Data provided:
· · · ·
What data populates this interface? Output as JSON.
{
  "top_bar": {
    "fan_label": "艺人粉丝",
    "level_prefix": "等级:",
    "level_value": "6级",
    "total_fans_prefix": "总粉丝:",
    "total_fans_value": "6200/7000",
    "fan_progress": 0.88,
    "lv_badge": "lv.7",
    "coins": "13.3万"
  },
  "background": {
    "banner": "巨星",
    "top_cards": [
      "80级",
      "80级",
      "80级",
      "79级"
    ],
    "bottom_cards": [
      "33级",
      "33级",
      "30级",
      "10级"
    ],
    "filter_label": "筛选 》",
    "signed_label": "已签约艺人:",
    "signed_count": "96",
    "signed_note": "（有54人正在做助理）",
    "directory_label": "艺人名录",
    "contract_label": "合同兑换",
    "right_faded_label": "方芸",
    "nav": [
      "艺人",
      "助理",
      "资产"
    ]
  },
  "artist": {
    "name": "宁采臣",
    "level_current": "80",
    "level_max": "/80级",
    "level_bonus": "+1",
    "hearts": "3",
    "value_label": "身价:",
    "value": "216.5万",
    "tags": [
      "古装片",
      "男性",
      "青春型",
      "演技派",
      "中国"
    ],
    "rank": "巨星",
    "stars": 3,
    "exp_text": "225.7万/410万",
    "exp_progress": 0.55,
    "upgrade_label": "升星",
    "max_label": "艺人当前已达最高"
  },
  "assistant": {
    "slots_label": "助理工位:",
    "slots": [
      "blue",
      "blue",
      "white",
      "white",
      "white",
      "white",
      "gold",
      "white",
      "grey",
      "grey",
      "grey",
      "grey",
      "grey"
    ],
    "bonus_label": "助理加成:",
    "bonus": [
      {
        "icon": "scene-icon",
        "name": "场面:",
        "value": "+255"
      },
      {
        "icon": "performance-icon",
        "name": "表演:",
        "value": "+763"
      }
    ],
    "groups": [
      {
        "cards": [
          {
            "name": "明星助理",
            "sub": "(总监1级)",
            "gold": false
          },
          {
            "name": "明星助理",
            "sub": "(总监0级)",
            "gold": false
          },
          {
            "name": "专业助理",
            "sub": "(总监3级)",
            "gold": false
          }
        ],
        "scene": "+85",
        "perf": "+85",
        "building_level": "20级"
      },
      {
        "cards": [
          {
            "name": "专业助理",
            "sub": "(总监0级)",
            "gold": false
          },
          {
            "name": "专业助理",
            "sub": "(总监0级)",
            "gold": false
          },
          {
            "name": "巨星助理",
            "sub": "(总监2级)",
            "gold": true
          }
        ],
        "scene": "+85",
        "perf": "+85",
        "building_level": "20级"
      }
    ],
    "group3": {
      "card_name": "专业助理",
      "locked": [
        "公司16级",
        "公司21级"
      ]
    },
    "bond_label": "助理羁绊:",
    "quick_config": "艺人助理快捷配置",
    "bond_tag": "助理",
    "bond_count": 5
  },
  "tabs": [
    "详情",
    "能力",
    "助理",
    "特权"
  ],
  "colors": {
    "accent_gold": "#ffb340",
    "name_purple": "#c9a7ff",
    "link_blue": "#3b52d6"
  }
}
· · · ·
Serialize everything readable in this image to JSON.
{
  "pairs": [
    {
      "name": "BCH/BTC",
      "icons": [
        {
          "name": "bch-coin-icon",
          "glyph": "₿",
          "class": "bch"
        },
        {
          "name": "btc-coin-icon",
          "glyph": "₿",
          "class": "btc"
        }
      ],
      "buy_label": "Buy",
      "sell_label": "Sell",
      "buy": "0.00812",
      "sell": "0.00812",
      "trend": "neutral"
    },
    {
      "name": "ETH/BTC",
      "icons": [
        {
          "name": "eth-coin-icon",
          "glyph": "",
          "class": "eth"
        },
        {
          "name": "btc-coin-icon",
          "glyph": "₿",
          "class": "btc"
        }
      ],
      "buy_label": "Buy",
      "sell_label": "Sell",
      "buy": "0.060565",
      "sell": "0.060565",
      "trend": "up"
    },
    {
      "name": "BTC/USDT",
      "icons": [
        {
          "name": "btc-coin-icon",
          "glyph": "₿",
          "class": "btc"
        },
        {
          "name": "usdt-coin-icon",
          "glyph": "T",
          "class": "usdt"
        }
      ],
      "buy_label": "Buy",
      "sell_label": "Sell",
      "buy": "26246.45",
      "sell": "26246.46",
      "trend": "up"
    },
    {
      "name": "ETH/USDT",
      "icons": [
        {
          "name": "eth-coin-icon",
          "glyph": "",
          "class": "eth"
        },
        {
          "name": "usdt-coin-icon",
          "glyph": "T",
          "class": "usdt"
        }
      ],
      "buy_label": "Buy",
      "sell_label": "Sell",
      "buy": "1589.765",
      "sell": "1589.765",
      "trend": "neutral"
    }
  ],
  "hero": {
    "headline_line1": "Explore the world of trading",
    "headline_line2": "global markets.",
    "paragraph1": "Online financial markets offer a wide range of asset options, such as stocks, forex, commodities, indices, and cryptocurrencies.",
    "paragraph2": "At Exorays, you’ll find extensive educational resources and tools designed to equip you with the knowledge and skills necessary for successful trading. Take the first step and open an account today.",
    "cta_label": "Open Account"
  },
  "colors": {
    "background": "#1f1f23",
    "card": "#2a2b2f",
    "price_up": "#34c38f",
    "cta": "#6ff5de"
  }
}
· · · ·
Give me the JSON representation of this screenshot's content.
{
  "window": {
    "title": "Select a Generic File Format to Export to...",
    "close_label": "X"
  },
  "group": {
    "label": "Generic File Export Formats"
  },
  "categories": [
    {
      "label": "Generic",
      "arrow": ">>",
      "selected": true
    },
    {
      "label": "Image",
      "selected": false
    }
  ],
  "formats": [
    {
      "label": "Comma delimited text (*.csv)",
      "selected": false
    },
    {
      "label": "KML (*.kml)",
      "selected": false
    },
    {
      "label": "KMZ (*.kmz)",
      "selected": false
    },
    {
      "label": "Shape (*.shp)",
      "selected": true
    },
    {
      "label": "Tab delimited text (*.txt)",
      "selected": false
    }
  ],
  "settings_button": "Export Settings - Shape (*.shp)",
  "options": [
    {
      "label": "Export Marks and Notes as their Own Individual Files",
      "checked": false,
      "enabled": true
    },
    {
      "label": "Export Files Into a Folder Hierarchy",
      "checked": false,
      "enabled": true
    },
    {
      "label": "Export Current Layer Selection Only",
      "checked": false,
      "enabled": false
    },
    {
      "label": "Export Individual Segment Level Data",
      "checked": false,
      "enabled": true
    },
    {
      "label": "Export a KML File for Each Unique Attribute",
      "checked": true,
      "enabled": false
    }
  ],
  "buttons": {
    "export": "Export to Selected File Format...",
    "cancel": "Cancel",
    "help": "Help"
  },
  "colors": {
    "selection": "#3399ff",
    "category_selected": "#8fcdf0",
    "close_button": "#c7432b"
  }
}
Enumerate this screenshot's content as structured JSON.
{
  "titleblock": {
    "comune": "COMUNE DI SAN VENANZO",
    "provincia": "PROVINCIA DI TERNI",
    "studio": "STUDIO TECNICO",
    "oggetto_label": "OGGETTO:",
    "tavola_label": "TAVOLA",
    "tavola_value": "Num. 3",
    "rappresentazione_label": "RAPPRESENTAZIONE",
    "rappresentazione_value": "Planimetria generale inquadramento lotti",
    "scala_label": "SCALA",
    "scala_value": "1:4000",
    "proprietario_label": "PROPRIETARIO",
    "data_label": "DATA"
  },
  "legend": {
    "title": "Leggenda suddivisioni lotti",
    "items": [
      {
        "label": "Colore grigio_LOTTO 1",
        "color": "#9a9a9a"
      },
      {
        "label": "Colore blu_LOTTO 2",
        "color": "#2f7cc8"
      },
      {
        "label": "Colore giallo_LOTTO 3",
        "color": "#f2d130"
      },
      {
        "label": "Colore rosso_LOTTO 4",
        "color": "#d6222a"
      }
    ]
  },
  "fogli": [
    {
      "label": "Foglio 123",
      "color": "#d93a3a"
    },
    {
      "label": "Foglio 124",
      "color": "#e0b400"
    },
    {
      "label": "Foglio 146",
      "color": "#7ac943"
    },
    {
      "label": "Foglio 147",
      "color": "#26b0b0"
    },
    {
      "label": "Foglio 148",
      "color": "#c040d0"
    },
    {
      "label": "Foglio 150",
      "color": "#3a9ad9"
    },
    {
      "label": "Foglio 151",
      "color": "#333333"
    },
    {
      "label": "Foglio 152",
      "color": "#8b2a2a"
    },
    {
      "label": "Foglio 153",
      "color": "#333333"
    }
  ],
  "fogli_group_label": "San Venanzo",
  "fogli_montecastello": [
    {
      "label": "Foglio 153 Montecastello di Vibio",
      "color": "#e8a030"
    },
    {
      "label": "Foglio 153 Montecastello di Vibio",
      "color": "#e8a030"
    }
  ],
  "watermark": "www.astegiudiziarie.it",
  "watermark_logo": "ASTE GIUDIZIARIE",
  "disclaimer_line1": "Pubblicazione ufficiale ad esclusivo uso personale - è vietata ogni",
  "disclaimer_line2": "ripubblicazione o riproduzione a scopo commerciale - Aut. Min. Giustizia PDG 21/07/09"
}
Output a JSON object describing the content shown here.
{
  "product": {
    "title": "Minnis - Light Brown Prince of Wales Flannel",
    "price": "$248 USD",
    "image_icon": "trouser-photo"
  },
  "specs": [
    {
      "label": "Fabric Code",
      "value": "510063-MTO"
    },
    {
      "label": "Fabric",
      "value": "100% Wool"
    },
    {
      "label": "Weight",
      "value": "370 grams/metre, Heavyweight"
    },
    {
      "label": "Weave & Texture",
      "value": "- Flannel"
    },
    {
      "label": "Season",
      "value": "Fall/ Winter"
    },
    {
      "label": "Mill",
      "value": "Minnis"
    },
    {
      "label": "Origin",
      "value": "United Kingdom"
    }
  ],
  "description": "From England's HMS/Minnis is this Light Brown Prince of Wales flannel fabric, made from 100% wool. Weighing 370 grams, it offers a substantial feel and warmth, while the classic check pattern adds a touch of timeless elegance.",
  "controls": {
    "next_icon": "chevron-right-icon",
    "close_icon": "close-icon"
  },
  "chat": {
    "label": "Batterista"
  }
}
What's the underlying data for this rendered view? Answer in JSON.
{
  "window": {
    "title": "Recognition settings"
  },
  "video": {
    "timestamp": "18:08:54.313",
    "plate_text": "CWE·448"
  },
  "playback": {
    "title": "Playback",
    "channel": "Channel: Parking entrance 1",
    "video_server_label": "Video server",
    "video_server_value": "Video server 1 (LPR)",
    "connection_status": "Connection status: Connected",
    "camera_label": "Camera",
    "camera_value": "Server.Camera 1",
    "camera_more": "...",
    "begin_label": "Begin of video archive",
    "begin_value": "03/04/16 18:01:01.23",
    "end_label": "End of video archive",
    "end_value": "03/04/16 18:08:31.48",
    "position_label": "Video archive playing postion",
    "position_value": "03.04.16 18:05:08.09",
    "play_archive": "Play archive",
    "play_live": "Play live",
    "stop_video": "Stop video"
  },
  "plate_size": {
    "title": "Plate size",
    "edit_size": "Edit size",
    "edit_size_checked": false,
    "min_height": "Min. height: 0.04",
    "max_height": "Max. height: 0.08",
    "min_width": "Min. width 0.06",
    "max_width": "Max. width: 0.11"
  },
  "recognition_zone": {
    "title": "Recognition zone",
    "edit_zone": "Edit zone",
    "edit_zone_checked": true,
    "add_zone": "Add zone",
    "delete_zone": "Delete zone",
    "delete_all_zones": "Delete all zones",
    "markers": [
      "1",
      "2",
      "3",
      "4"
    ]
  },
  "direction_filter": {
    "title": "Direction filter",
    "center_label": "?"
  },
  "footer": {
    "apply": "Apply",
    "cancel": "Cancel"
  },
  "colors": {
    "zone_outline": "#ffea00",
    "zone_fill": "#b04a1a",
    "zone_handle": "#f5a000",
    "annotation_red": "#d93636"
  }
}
· · · ·
Problem: Find each line holding the word "Delete" and copy it.

Written reply:
    "delete_zone": "Delete zone",
    "delete_all_zones": "Delete all zones",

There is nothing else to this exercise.